田中宏和でバスを貸し切りたい。そして、田中宏和で旅館を貸し切りたい。つまり田中宏和だけの団体ツアー!

 組織的な目標としては、1人でも多く世界に田中宏和を増やしていくこと。

 田中姓のお宅に男の子が産まれたら、名前は「宏和」でお願いしますと、田中宏和普及、繁殖活動を続ける。

 世界が田中宏和だけになったらSF的ディストピアである。ありえない世界征服の共謀者を目の前にして話しているような気がする。

 田中宏和は固有名でなくなる。では何と呼ぶ?

 話題が湯水のごとくあふれ出る、この快活な盛り上がりは何だ。

 しかし、この妄想はフィクションで終わることなく、2009年に田中宏和バスツアーは実現し、2014年に「一般社団法人田中宏和の会」を設立することになる。世界中の自己啓発本にだいたい共通する、「強い思いは現実になる」である。

田中宏和同士は名前を
どう呼び合ったらいいのか

 それにしても気になって仕方ないのは、目の前の人のことを互いにどう呼び合うかだ。

「田中さん」では、わたしも「田中さん」だ。「田中宏和さん」だと、わたしも「田中宏和さん」だ。

 同姓同名で向かいあうがゆえ、自分の名前が固有名として機能しなくなる。自分だけを指し示すためだったはずの名前が、自分の1人の名前では無くなるからである。自分から名前をもぎ取られるような体験なのだ。

_ _ _ _ _

[指示 A]
田中宏和に関する文章の一文「それにしても気になって仕方ないのは、目の前の人のことを互いにどう呼び合うかだ。」を英語に翻訳してください。
[指示 B]
行一覧の先頭から「bullet: ● <box>590 888 604 907</box>」を含む行まで、両端を含めてすべてそのまま出力してください。
この文章と行の間には関連がありません。

_ _ _ _ _

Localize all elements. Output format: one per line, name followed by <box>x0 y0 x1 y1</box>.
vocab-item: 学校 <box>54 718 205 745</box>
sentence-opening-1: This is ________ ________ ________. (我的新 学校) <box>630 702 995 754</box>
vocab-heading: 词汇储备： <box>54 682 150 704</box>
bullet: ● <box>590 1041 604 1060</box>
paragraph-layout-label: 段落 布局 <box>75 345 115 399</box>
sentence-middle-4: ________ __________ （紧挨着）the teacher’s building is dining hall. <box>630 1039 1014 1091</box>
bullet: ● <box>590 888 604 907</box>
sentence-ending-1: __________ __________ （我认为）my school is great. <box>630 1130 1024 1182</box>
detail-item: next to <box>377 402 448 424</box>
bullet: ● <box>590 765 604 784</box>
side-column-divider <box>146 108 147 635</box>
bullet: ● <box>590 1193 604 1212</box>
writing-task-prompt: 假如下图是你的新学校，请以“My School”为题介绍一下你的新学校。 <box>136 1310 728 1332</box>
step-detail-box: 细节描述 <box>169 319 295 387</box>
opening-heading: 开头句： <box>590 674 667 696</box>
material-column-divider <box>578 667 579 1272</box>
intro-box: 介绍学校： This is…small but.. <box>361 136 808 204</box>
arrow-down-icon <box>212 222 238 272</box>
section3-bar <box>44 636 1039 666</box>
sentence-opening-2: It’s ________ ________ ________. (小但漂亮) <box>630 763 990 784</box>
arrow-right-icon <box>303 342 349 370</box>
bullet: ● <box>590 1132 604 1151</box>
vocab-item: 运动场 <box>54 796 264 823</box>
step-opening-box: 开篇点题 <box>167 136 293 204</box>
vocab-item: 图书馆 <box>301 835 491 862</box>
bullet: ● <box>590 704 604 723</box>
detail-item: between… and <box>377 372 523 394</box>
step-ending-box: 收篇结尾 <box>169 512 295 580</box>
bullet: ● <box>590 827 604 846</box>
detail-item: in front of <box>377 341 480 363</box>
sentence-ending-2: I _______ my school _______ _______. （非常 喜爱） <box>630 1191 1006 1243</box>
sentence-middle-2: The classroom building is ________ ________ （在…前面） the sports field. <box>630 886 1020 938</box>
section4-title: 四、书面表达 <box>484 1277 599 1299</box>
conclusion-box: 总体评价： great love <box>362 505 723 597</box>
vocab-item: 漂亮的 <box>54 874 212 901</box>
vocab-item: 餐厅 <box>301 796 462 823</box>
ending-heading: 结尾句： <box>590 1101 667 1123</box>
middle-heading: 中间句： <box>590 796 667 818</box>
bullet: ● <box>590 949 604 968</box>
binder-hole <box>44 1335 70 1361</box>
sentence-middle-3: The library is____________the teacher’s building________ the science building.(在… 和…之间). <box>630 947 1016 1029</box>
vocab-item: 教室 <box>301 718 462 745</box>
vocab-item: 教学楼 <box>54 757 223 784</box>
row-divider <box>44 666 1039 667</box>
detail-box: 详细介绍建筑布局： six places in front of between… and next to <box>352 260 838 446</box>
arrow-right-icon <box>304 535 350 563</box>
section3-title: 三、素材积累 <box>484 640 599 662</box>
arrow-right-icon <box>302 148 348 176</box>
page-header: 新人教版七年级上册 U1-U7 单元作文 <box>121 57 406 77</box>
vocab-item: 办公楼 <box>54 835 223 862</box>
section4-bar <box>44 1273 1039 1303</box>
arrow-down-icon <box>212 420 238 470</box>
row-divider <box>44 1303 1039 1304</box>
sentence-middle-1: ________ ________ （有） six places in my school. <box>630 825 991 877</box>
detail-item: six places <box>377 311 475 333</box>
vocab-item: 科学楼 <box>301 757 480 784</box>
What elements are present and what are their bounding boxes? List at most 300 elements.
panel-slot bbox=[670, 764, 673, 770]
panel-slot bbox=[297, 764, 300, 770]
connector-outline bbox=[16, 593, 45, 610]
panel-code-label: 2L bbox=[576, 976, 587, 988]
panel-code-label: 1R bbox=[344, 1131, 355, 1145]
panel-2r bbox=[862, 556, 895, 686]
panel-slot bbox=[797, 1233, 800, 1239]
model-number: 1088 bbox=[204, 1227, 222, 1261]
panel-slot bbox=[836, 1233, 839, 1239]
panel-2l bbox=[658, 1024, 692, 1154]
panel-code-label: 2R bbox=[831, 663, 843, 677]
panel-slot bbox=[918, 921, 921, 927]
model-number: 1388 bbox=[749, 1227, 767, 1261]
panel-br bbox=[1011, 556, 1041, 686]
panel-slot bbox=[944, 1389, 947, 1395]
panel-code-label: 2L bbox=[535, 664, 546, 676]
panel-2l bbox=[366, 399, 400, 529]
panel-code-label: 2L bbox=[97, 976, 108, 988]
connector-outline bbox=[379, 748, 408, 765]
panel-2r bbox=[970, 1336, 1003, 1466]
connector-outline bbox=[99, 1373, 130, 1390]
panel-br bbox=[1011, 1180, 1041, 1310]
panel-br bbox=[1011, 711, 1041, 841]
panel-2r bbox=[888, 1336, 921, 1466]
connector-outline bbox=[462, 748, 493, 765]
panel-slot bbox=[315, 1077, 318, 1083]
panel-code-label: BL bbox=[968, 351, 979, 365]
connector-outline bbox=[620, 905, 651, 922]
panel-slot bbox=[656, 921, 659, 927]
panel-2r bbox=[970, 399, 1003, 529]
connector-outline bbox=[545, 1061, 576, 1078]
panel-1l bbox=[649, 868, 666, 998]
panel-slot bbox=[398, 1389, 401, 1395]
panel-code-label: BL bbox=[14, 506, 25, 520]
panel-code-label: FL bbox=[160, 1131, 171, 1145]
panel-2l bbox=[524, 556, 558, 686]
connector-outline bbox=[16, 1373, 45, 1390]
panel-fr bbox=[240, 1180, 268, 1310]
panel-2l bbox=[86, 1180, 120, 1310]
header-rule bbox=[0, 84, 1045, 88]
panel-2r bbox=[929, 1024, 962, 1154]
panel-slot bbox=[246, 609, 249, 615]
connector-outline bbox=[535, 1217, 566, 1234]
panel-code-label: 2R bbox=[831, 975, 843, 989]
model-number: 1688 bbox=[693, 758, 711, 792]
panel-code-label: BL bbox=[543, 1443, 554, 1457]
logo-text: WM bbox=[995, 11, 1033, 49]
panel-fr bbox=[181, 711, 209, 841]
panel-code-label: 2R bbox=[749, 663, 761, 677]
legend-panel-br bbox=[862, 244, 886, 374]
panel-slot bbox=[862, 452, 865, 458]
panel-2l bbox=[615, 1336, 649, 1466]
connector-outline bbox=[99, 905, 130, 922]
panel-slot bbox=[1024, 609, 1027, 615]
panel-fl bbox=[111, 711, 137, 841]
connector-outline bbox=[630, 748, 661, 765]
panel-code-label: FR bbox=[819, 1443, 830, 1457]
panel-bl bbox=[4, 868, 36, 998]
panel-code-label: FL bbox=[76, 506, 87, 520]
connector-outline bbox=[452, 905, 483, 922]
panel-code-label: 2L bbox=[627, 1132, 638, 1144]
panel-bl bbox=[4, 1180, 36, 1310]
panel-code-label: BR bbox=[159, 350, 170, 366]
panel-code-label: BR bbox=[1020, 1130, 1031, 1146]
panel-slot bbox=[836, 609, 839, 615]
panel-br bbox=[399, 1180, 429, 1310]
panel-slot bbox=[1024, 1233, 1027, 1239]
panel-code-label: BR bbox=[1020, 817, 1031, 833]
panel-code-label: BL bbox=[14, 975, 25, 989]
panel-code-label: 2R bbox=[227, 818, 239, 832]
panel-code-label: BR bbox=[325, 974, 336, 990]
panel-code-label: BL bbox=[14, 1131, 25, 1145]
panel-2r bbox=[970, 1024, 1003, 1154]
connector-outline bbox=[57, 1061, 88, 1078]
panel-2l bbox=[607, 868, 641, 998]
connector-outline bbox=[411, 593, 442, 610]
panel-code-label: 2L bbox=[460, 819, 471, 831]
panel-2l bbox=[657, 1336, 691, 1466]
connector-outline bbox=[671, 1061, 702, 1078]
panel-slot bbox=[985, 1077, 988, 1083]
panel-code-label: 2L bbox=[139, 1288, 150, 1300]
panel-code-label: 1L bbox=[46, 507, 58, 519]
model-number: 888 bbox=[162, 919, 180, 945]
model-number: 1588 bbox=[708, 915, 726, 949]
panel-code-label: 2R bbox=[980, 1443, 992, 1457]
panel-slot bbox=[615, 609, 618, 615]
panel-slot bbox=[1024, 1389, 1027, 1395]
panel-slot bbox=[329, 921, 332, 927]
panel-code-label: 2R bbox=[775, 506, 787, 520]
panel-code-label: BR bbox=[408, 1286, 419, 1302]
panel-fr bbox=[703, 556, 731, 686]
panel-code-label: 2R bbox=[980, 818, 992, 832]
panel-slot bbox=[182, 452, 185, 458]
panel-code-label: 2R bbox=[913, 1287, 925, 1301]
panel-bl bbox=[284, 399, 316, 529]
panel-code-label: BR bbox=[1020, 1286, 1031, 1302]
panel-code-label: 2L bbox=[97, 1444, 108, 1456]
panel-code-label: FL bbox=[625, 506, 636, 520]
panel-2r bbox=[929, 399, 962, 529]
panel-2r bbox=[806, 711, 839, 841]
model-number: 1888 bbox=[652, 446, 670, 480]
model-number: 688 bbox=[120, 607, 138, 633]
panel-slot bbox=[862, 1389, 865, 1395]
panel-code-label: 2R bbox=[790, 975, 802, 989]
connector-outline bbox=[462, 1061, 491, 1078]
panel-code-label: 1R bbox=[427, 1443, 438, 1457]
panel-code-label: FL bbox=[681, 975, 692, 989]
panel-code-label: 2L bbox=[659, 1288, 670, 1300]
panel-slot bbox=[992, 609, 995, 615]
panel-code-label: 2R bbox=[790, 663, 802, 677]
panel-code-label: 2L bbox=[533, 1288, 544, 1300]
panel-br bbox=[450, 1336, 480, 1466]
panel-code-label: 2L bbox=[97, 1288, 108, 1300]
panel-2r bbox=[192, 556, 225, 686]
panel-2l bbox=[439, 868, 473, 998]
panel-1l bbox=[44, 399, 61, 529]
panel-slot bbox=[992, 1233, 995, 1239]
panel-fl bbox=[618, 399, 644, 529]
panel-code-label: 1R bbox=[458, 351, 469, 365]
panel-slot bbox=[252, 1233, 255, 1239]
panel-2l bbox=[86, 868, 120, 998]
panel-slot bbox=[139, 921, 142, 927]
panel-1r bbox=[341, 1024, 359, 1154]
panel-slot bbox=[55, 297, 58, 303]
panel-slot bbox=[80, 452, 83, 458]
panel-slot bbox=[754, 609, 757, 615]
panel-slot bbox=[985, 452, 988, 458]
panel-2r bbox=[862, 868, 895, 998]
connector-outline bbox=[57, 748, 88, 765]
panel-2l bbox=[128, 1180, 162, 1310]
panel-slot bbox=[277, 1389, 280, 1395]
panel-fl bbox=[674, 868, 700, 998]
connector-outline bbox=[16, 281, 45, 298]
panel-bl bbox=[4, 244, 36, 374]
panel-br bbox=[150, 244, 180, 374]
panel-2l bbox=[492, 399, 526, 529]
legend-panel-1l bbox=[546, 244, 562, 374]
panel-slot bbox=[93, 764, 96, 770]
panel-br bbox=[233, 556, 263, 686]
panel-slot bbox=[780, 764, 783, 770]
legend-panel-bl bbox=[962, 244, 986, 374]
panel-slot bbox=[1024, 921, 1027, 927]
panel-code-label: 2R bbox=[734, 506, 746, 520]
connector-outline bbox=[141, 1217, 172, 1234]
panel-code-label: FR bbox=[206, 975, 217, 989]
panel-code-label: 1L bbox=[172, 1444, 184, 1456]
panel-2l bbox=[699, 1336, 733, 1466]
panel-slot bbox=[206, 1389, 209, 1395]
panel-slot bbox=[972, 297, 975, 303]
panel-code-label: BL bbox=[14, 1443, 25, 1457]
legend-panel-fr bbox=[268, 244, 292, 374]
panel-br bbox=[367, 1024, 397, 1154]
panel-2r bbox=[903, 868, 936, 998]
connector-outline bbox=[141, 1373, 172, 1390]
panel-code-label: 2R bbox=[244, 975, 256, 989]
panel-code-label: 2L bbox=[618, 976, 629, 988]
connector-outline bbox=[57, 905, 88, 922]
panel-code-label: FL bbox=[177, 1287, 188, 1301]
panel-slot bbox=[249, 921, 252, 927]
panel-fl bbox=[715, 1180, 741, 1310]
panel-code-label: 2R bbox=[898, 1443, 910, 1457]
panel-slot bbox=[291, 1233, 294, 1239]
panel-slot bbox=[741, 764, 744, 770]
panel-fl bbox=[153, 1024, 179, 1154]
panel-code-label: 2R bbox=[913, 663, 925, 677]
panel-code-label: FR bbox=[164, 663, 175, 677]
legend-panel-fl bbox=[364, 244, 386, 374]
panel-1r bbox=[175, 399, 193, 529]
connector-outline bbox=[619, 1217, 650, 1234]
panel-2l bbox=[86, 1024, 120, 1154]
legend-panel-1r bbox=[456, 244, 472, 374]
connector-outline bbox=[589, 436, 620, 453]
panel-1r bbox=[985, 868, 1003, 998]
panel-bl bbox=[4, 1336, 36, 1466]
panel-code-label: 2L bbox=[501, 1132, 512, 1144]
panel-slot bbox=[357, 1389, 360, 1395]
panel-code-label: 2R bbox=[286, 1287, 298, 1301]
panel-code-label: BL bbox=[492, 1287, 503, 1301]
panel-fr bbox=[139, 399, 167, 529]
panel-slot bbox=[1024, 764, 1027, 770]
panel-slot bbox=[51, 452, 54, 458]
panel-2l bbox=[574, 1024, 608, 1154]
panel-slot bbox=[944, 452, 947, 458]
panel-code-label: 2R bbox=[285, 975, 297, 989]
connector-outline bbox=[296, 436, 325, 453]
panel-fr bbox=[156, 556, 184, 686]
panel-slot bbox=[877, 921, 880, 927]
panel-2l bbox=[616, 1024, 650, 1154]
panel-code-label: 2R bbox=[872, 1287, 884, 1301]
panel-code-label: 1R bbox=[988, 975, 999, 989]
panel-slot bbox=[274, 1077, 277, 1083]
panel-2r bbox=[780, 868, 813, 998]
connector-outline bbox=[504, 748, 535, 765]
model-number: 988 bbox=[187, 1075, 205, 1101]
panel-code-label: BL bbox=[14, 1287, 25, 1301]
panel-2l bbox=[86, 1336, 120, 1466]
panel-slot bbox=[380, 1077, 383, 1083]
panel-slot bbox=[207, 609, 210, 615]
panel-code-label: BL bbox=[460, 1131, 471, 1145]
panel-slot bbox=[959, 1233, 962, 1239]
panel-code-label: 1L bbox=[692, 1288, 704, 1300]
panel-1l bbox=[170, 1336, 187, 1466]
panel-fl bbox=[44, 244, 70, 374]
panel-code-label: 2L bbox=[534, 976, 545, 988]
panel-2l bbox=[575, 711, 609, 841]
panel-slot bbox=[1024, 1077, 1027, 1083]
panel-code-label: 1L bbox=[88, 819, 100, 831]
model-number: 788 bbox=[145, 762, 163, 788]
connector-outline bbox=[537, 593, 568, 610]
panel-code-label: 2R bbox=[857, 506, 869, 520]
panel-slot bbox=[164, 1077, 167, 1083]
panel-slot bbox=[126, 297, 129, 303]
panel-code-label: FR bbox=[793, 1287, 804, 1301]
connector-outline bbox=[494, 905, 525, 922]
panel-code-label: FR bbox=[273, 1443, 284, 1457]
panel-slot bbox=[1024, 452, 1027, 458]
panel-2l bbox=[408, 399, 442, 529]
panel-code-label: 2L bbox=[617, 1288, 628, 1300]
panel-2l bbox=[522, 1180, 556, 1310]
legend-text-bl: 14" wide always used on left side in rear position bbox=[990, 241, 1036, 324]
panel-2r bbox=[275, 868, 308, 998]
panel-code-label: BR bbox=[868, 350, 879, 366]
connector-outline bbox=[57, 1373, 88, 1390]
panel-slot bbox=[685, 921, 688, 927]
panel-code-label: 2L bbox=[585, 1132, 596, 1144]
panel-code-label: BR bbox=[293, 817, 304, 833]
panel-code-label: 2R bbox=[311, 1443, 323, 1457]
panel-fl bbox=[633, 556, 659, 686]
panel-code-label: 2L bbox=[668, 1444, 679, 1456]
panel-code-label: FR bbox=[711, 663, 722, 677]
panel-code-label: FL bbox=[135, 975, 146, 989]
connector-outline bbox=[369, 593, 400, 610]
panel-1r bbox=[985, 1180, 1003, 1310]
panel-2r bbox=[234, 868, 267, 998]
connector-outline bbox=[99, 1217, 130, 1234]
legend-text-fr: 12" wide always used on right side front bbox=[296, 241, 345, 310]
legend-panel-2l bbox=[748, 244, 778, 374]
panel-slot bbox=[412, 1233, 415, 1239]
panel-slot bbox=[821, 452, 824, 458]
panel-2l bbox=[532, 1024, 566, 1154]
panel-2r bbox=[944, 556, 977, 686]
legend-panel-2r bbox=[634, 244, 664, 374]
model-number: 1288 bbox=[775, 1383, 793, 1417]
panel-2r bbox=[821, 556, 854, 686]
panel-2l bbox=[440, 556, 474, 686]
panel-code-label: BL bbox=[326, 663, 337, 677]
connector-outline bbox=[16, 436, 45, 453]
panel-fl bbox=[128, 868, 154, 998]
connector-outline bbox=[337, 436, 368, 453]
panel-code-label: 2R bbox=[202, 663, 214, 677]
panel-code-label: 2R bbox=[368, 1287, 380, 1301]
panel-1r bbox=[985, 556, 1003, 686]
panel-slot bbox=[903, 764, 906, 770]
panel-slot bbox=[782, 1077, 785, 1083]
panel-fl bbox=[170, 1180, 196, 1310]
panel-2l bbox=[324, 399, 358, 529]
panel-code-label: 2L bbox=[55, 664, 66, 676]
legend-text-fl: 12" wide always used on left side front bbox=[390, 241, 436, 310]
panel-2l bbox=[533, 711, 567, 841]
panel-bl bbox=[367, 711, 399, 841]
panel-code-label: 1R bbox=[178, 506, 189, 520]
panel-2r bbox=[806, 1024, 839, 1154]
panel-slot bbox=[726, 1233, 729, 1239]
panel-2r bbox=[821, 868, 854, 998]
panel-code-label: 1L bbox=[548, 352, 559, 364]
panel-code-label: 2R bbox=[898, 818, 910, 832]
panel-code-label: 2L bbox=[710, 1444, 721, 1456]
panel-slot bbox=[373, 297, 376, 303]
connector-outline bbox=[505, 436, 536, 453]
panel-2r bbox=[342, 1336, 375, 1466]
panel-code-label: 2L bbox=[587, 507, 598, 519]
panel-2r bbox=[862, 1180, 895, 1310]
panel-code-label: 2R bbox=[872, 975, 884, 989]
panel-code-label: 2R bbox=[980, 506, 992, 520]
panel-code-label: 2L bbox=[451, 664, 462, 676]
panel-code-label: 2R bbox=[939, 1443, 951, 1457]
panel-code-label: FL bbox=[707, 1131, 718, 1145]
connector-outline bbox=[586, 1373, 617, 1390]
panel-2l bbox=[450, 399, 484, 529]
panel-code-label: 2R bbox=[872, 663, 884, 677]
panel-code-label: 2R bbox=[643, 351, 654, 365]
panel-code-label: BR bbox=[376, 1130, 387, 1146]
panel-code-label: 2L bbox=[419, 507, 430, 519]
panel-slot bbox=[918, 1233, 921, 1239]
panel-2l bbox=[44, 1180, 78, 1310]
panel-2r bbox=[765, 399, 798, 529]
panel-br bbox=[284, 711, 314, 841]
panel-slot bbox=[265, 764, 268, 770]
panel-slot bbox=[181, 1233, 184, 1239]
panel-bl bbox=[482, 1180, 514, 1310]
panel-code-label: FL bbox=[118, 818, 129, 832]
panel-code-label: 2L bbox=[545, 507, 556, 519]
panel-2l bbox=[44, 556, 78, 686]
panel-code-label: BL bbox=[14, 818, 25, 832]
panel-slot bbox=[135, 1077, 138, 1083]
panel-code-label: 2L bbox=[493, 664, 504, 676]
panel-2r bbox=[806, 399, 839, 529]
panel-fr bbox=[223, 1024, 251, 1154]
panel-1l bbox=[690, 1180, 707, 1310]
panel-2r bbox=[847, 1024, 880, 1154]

_ _ _ _ _

[完全な解答 A]
Even so, what I can't stop wondering about is how we should address each other, face to face.

[完全な解答 B]
Localize all elements. Output format: one per line, name followed by <box>x0 y0 x1 y1</box>.
vocab-item: 学校 <box>54 718 205 745</box>
sentence-opening-1: This is ________ ________ ________. (我的新 学校) <box>630 702 995 754</box>
vocab-heading: 词汇储备： <box>54 682 150 704</box>
bullet: ● <box>590 1041 604 1060</box>
paragraph-layout-label: 段落 布局 <box>75 345 115 399</box>
sentence-middle-4: ________ __________ （紧挨着）the teacher’s building is dining hall. <box>630 1039 1014 1091</box>
bullet: ● <box>590 888 604 907</box>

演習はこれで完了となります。